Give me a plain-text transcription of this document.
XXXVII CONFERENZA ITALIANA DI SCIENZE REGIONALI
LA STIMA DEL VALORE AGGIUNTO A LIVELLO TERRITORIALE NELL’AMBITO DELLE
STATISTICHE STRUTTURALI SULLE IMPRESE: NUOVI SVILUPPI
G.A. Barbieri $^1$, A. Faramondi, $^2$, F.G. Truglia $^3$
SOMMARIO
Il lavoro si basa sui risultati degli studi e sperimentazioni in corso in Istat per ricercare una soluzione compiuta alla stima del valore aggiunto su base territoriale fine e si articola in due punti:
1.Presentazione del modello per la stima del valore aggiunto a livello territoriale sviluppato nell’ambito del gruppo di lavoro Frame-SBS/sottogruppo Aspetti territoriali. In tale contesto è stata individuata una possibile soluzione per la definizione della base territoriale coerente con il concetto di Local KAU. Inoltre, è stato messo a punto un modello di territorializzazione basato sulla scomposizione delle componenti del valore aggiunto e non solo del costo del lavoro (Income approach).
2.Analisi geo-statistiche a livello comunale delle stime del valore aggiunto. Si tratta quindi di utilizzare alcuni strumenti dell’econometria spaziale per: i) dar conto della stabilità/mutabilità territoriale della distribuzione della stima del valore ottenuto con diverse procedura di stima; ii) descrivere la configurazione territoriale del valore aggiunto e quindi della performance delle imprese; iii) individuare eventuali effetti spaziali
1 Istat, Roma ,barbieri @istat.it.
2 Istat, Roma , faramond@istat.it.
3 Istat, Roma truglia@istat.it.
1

What to do
Return all lines with the word "Istat" in them.

Full output
Il lavoro si basa sui risultati degli studi e sperimentazioni in corso in Istat per ricercare una soluzione compiuta alla stima del valore aggiunto su base territoriale fine e si articola in due punti:
1 Istat, Roma ,barbieri @istat.it.
2 Istat, Roma , faramond@istat.it.
3 Istat, Roma truglia@istat.it.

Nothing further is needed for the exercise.